**SHORT PROBLEM:**
Print the entries verbatim, leaving out the images they contain.

**THE RECORDS:**
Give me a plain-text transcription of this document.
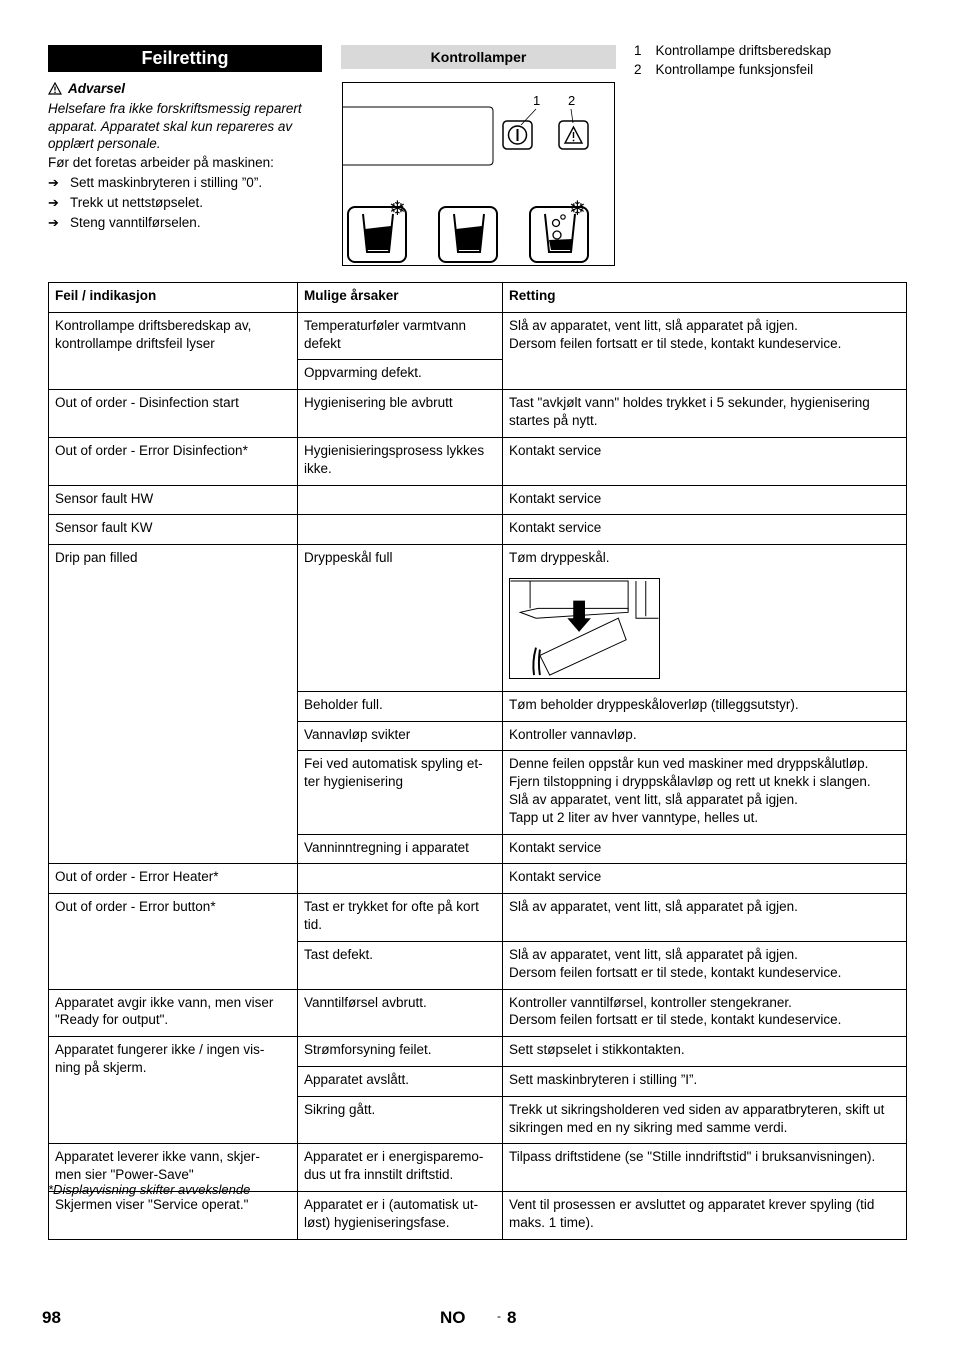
Feilretting
Advarsel
Helsefare fra ikke forskriftsmessig reparert apparat. Apparatet skal kun repareres av opplært personale.
Før det foretas arbeider på maskinen:
➔ Sett maskinbryteren i stilling ”0”.
➔ Trekk ut nettstøpselet.
➔ Steng vanntilførselen.
Kontrollamper
1 2
❄	❄
1 Kontrollampe driftsberedskap
2 Kontrollampe funksjonsfeil
Feil / indikasjon	Mulige årsaker	Retting

Kontrollampe driftsberedskap av, kontrollampe driftsfeil lyser	Temperaturføler varmtvann defekt	Slå av apparatet, vent litt, slå apparatet på igjen.
Dersom feilen fortsatt er til stede, kontakt kundeservice.

	Oppvarming defekt.	

Out of order - Disinfection start	Hygienisering ble avbrutt	Tast "avkjølt vann" holdes trykket i 5 sekunder, hygienisering startes på nytt.

Out of order - Error Disinfection*	Hygienisieringsprosess lykkes ikke.	Kontakt service

Sensor fault HW		Kontakt service

Sensor fault KW		Kontakt service

Drip pan filled	Dryppeskål full	Tøm dryppeskål.

	Beholder full.	Tøm beholder dryppeskåloverløp (tilleggsutstyr).

	Vannavløp svikter	Kontroller vannavløp.

	Fei ved automatisk spyling et-
ter hygienisering	Denne feilen oppstår kun ved maskiner med dryppskålutløp.
Fjern tilstoppning i dryppskålavløp og rett ut knekk i slangen.
Slå av apparatet, vent litt, slå apparatet på igjen.
Tapp ut 2 liter av hver vanntype, helles ut.

	Vanninntregning i apparatet	Kontakt service

Out of order - Error Heater*		Kontakt service

Out of order - Error button*	Tast er trykket for ofte på kort tid.	Slå av apparatet, vent litt, slå apparatet på igjen.

	Tast defekt.	Slå av apparatet, vent litt, slå apparatet på igjen.
Dersom feilen fortsatt er til stede, kontakt kundeservice.

Apparatet avgir ikke vann, men viser "Ready for output".	Vanntilførsel avbrutt.	Kontroller vanntilførsel, kontroller stengekraner.
Dersom feilen fortsatt er til stede, kontakt kundeservice.

Apparatet fungerer ikke / ingen vis-
ning på skjerm.	Strømforsyning feilet.	Sett støpselet i stikkontakten.

	Apparatet avslått.	Sett maskinbryteren i stilling ”I”.

	Sikring gått.	Trekk ut sikringsholderen ved siden av apparatbryteren, skift ut sikringen med en ny sikring med samme verdi.

Apparatet leverer ikke vann, skjer-
men sier "Power-Save"	Apparatet er i energisparemo-
dus ut fra innstilt driftstid.	Tilpass driftstidene (se "Stille inndriftstid" i bruksanvisningen).

Skjermen viser "Service operat."	Apparatet er i (automatisk ut-
løst) hygieniseringsfase.	Vent til prosessen er avsluttet og apparatet krever spyling (tid maks. 1 time).
*Displayvisning skifter avvekslende
98	NO	- 8
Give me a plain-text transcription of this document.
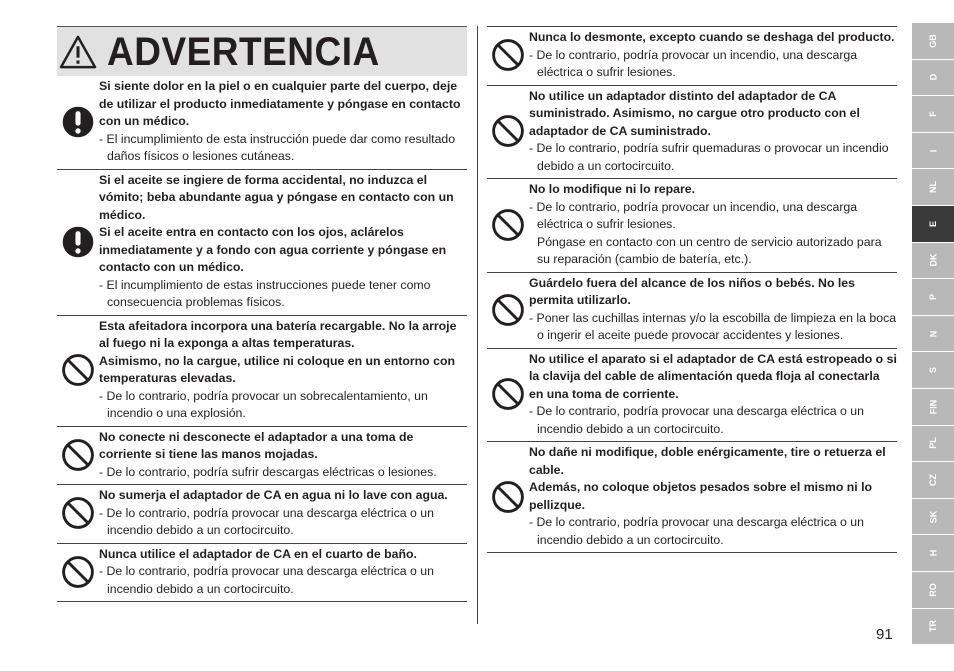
ADVERTENCIA

Si siente dolor en la piel o en cualquier parte del cuerpo, deje de utilizar el producto inmediatamente y póngase en contacto con un médico.

- El incumplimiento de esta instrucción puede dar como resultado daños físicos o lesiones cutáneas.

Si el aceite se ingiere de forma accidental, no induzca el vómito; beba abundante agua y póngase en contacto con un médico.

Si el aceite entra en contacto con los ojos, aclárelos inmediatamente y a fondo con agua corriente y póngase en contacto con un médico.

- El incumplimiento de estas instrucciones puede tener como consecuencia problemas físicos.

Esta afeitadora incorpora una batería recargable. No la arroje al fuego ni la exponga a altas temperaturas.

Asimismo, no la cargue, utilice ni coloque en un entorno con temperaturas elevadas.

- De lo contrario, podría provocar un sobrecalentamiento, un incendio o una explosión.

No conecte ni desconecte el adaptador a una toma de corriente si tiene las manos mojadas.

- De lo contrario, podría sufrir descargas eléctricas o lesiones.

No sumerja el adaptador de CA en agua ni lo lave con agua.

- De lo contrario, podría provocar una descarga eléctrica o un incendio debido a un cortocircuito.

Nunca utilice el adaptador de CA en el cuarto de baño.

- De lo contrario, podría provocar una descarga eléctrica o un incendio debido a un cortocircuito.

Nunca lo desmonte, excepto cuando se deshaga del producto.

- De lo contrario, podría provocar un incendio, una descarga eléctrica o sufrir lesiones.

No utilice un adaptador distinto del adaptador de CA suministrado. Asimismo, no cargue otro producto con el adaptador de CA suministrado.

- De lo contrario, podría sufrir quemaduras o provocar un incendio debido a un cortocircuito.

No lo modifique ni lo repare.

- De lo contrario, podría provocar un incendio, una descarga eléctrica o sufrir lesiones.

Póngase en contacto con un centro de servicio autorizado para su reparación (cambio de batería, etc.).

Guárdelo fuera del alcance de los niños o bebés. No les permita utilizarlo.

- Poner las cuchillas internas y/o la escobilla de limpieza en la boca o ingerir el aceite puede provocar accidentes y lesiones.

No utilice el aparato si el adaptador de CA está estropeado o si la clavija del cable de alimentación queda floja al conectarla en una toma de corriente.

- De lo contrario, podría provocar una descarga eléctrica o un incendio debido a un cortocircuito.

No dañe ni modifique, doble enérgicamente, tire o retuerza el cable.

Además, no coloque objetos pesados sobre el mismo ni lo pellizque.

- De lo contrario, podría provocar una descarga eléctrica o un incendio debido a un cortocircuito.

GB
D
F
I
NL
E
DK
P
N
S
FIN
PL
CZ
SK
H
RO
TR
91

**FULL SOLUTION:**
Give me a plain-text transcription of this document.
Feilretting
Advarsel
Helsefare fra ikke forskriftsmessig reparert apparat. Apparatet skal kun repareres av opplært personale.
Før det foretas arbeider på maskinen:
➔ Sett maskinbryteren i stilling ”0”.
➔ Trekk ut nettstøpselet.
➔ Steng vanntilførselen.
Kontrollamper
1 2
❄	❄
1 Kontrollampe driftsberedskap
2 Kontrollampe funksjonsfeil
Feil / indikasjon	Mulige årsaker	Retting

Kontrollampe driftsberedskap av, kontrollampe driftsfeil lyser	Temperaturføler varmtvann defekt	Slå av apparatet, vent litt, slå apparatet på igjen.
Dersom feilen fortsatt er til stede, kontakt kundeservice.

	Oppvarming defekt.	

Out of order - Disinfection start	Hygienisering ble avbrutt	Tast "avkjølt vann" holdes trykket i 5 sekunder, hygienisering startes på nytt.

Out of order - Error Disinfection*	Hygienisieringsprosess lykkes ikke.	Kontakt service

Sensor fault HW		Kontakt service

Sensor fault KW		Kontakt service

Drip pan filled	Dryppeskål full	Tøm dryppeskål.

	Beholder full.	Tøm beholder dryppeskåloverløp (tilleggsutstyr).

	Vannavløp svikter	Kontroller vannavløp.

	Fei ved automatisk spyling et-
ter hygienisering	Denne feilen oppstår kun ved maskiner med dryppskålutløp.
Fjern tilstoppning i dryppskålavløp og rett ut knekk i slangen.
Slå av apparatet, vent litt, slå apparatet på igjen.
Tapp ut 2 liter av hver vanntype, helles ut.

	Vanninntregning i apparatet	Kontakt service

Out of order - Error Heater*		Kontakt service

Out of order - Error button*	Tast er trykket for ofte på kort tid.	Slå av apparatet, vent litt, slå apparatet på igjen.

	Tast defekt.	Slå av apparatet, vent litt, slå apparatet på igjen.
Dersom feilen fortsatt er til stede, kontakt kundeservice.

Apparatet avgir ikke vann, men viser "Ready for output".	Vanntilførsel avbrutt.	Kontroller vanntilførsel, kontroller stengekraner.
Dersom feilen fortsatt er til stede, kontakt kundeservice.

Apparatet fungerer ikke / ingen vis-
ning på skjerm.	Strømforsyning feilet.	Sett støpselet i stikkontakten.

	Apparatet avslått.	Sett maskinbryteren i stilling ”I”.

	Sikring gått.	Trekk ut sikringsholderen ved siden av apparatbryteren, skift ut sikringen med en ny sikring med samme verdi.

Apparatet leverer ikke vann, skjer-
men sier "Power-Save"	Apparatet er i energisparemo-
dus ut fra innstilt driftstid.	Tilpass driftstidene (se "Stille inndriftstid" i bruksanvisningen).

Skjermen viser "Service operat."	Apparatet er i (automatisk ut-
løst) hygieniseringsfase.	Vent til prosessen er avsluttet og apparatet krever spyling (tid maks. 1 time).
*Displayvisning skifter avvekslende
98	NO	- 8
Give me a plain-text transcription of this document.
ADVERTENCIA

Si siente dolor en la piel o en cualquier parte del cuerpo, deje de utilizar el producto inmediatamente y póngase en contacto con un médico.

- El incumplimiento de esta instrucción puede dar como resultado daños físicos o lesiones cutáneas.

Si el aceite se ingiere de forma accidental, no induzca el vómito; beba abundante agua y póngase en contacto con un médico.

Si el aceite entra en contacto con los ojos, aclárelos inmediatamente y a fondo con agua corriente y póngase en contacto con un médico.

- El incumplimiento de estas instrucciones puede tener como consecuencia problemas físicos.

Esta afeitadora incorpora una batería recargable. No la arroje al fuego ni la exponga a altas temperaturas.

Asimismo, no la cargue, utilice ni coloque en un entorno con temperaturas elevadas.

- De lo contrario, podría provocar un sobrecalentamiento, un incendio o una explosión.

No conecte ni desconecte el adaptador a una toma de corriente si tiene las manos mojadas.

- De lo contrario, podría sufrir descargas eléctricas o lesiones.

No sumerja el adaptador de CA en agua ni lo lave con agua.

- De lo contrario, podría provocar una descarga eléctrica o un incendio debido a un cortocircuito.

Nunca utilice el adaptador de CA en el cuarto de baño.

- De lo contrario, podría provocar una descarga eléctrica o un incendio debido a un cortocircuito.

Nunca lo desmonte, excepto cuando se deshaga del producto.

- De lo contrario, podría provocar un incendio, una descarga eléctrica o sufrir lesiones.

No utilice un adaptador distinto del adaptador de CA suministrado. Asimismo, no cargue otro producto con el adaptador de CA suministrado.

- De lo contrario, podría sufrir quemaduras o provocar un incendio debido a un cortocircuito.

No lo modifique ni lo repare.

- De lo contrario, podría provocar un incendio, una descarga eléctrica o sufrir lesiones.

Póngase en contacto con un centro de servicio autorizado para su reparación (cambio de batería, etc.).

Guárdelo fuera del alcance de los niños o bebés. No les permita utilizarlo.

- Poner las cuchillas internas y/o la escobilla de limpieza en la boca o ingerir el aceite puede provocar accidentes y lesiones.

No utilice el aparato si el adaptador de CA está estropeado o si la clavija del cable de alimentación queda floja al conectarla en una toma de corriente.

- De lo contrario, podría provocar una descarga eléctrica o un incendio debido a un cortocircuito.

No dañe ni modifique, doble enérgicamente, tire o retuerza el cable.

Además, no coloque objetos pesados sobre el mismo ni lo pellizque.

- De lo contrario, podría provocar una descarga eléctrica o un incendio debido a un cortocircuito.

GB
D
F
I
NL
E
DK
P
N
S
FIN
PL
CZ
SK
H
RO
TR
91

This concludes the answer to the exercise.